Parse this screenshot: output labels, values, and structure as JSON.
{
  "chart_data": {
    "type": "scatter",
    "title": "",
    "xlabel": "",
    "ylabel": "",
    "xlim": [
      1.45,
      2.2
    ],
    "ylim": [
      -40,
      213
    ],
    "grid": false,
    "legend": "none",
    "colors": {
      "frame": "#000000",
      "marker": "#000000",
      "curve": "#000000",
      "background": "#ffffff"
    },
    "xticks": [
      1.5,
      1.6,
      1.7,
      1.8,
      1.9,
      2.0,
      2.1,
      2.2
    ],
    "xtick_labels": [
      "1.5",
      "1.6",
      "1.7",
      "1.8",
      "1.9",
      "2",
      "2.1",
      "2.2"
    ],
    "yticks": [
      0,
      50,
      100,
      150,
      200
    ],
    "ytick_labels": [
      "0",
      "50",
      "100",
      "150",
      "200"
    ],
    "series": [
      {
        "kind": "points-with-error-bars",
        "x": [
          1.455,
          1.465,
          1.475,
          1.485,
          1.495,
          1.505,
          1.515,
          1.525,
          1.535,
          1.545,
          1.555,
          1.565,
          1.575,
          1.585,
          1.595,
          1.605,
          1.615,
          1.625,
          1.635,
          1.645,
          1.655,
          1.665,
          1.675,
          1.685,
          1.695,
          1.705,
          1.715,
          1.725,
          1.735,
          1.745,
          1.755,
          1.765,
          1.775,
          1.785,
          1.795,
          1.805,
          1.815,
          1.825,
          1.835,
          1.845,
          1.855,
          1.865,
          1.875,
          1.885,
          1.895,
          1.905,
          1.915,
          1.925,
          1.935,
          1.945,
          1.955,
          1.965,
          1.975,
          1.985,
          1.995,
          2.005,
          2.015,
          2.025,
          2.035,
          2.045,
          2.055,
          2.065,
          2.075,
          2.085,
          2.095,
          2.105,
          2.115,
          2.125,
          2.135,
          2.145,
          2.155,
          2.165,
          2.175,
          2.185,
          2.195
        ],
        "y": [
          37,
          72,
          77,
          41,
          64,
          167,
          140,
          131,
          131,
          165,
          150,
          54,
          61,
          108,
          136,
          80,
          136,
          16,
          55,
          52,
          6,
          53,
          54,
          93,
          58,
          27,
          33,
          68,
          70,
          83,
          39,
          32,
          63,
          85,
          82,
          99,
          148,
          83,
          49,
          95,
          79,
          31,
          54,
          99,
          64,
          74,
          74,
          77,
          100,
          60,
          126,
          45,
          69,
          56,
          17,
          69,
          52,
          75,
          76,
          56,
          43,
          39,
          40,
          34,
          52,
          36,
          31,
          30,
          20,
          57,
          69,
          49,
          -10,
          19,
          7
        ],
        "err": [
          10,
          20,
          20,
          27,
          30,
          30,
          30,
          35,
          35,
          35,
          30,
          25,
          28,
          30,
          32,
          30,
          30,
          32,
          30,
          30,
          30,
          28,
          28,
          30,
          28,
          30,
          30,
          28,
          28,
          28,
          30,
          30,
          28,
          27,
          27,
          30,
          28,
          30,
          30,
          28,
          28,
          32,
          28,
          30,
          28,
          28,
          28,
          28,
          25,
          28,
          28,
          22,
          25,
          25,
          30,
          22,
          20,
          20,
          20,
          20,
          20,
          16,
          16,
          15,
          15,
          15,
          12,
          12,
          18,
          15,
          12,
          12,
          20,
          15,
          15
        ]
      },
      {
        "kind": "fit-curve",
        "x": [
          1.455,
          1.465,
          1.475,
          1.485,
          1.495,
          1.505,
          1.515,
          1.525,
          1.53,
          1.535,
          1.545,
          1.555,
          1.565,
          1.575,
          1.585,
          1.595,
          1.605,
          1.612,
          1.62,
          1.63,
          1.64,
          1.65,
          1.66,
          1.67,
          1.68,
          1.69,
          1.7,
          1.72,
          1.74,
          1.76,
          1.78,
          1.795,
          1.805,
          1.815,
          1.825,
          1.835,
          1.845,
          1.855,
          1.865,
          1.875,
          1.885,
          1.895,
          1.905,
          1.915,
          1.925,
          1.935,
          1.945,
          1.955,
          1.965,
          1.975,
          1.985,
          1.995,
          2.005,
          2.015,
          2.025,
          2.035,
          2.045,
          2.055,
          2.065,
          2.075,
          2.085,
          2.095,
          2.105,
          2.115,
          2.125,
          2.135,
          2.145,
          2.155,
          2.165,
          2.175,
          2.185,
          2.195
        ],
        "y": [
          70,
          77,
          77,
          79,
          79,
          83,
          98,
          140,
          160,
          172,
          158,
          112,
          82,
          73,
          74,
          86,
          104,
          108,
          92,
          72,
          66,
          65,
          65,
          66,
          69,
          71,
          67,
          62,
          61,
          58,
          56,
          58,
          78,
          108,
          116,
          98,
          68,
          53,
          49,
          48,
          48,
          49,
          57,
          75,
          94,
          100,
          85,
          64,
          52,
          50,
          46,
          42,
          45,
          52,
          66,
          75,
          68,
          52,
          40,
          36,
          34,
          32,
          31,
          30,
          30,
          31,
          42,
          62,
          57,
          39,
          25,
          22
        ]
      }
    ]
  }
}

· · · ·

Please repeat the material above, word for word and in full.

■ EXERCISE SOLUTION ■
Parse this screenshot: output labels, values, and structure as JSON.
{
  "chart_data": {
    "type": "scatter",
    "title": "",
    "xlabel": "",
    "ylabel": "",
    "xlim": [
      1.45,
      2.2
    ],
    "ylim": [
      -40,
      213
    ],
    "grid": false,
    "legend": "none",
    "colors": {
      "frame": "#000000",
      "marker": "#000000",
      "curve": "#000000",
      "background": "#ffffff"
    },
    "xticks": [
      1.5,
      1.6,
      1.7,
      1.8,
      1.9,
      2.0,
      2.1,
      2.2
    ],
    "xtick_labels": [
      "1.5",
      "1.6",
      "1.7",
      "1.8",
      "1.9",
      "2",
      "2.1",
      "2.2"
    ],
    "yticks": [
      0,
      50,
      100,
      150,
      200
    ],
    "ytick_labels": [
      "0",
      "50",
      "100",
      "150",
      "200"
    ],
    "series": [
      {
        "kind": "points-with-error-bars",
        "x": [
          1.455,
          1.465,
          1.475,
          1.485,
          1.495,
          1.505,
          1.515,
          1.525,
          1.535,
          1.545,
          1.555,
          1.565,
          1.575,
          1.585,
          1.595,
          1.605,
          1.615,
          1.625,
          1.635,
          1.645,
          1.655,
          1.665,
          1.675,
          1.685,
          1.695,
          1.705,
          1.715,
          1.725,
          1.735,
          1.745,
          1.755,
          1.765,
          1.775,
          1.785,
          1.795,
          1.805,
          1.815,
          1.825,
          1.835,
          1.845,
          1.855,
          1.865,
          1.875,
          1.885,
          1.895,
          1.905,
          1.915,
          1.925,
          1.935,
          1.945,
          1.955,
          1.965,
          1.975,
          1.985,
          1.995,
          2.005,
          2.015,
          2.025,
          2.035,
          2.045,
          2.055,
          2.065,
          2.075,
          2.085,
          2.095,
          2.105,
          2.115,
          2.125,
          2.135,
          2.145,
          2.155,
          2.165,
          2.175,
          2.185,
          2.195
        ],
        "y": [
          37,
          72,
          77,
          41,
          64,
          167,
          140,
          131,
          131,
          165,
          150,
          54,
          61,
          108,
          136,
          80,
          136,
          16,
          55,
          52,
          6,
          53,
          54,
          93,
          58,
          27,
          33,
          68,
          70,
          83,
          39,
          32,
          63,
          85,
          82,
          99,
          148,
          83,
          49,
          95,
          79,
          31,
          54,
          99,
          64,
          74,
          74,
          77,
          100,
          60,
          126,
          45,
          69,
          56,
          17,
          69,
          52,
          75,
          76,
          56,
          43,
          39,
          40,
          34,
          52,
          36,
          31,
          30,
          20,
          57,
          69,
          49,
          -10,
          19,
          7
        ],
        "err": [
          10,
          20,
          20,
          27,
          30,
          30,
          30,
          35,
          35,
          35,
          30,
          25,
          28,
          30,
          32,
          30,
          30,
          32,
          30,
          30,
          30,
          28,
          28,
          30,
          28,
          30,
          30,
          28,
          28,
          28,
          30,
          30,
          28,
          27,
          27,
          30,
          28,
          30,
          30,
          28,
          28,
          32,
          28,
          30,
          28,
          28,
          28,
          28,
          25,
          28,
          28,
          22,
          25,
          25,
          30,
          22,
          20,
          20,
          20,
          20,
          20,
          16,
          16,
          15,
          15,
          15,
          12,
          12,
          18,
          15,
          12,
          12,
          20,
          15,
          15
        ]
      },
      {
        "kind": "fit-curve",
        "x": [
          1.455,
          1.465,
          1.475,
          1.485,
          1.495,
          1.505,
          1.515,
          1.525,
          1.53,
          1.535,
          1.545,
          1.555,
          1.565,
          1.575,
          1.585,
          1.595,
          1.605,
          1.612,
          1.62,
          1.63,
          1.64,
          1.65,
          1.66,
          1.67,
          1.68,
          1.69,
          1.7,
          1.72,
          1.74,
          1.76,
          1.78,
          1.795,
          1.805,
          1.815,
          1.825,
          1.835,
          1.845,
          1.855,
          1.865,
          1.875,
          1.885,
          1.895,
          1.905,
          1.915,
          1.925,
          1.935,
          1.945,
          1.955,
          1.965,
          1.975,
          1.985,
          1.995,
          2.005,
          2.015,
          2.025,
          2.035,
          2.045,
          2.055,
          2.065,
          2.075,
          2.085,
          2.095,
          2.105,
          2.115,
          2.125,
          2.135,
          2.145,
          2.155,
          2.165,
          2.175,
          2.185,
          2.195
        ],
        "y": [
          70,
          77,
          77,
          79,
          79,
          83,
          98,
          140,
          160,
          172,
          158,
          112,
          82,
          73,
          74,
          86,
          104,
          108,
          92,
          72,
          66,
          65,
          65,
          66,
          69,
          71,
          67,
          62,
          61,
          58,
          56,
          58,
          78,
          108,
          116,
          98,
          68,
          53,
          49,
          48,
          48,
          49,
          57,
          75,
          94,
          100,
          85,
          64,
          52,
          50,
          46,
          42,
          45,
          52,
          66,
          75,
          68,
          52,
          40,
          36,
          34,
          32,
          31,
          30,
          30,
          31,
          42,
          62,
          57,
          39,
          25,
          22
        ]
      }
    ]
  }
}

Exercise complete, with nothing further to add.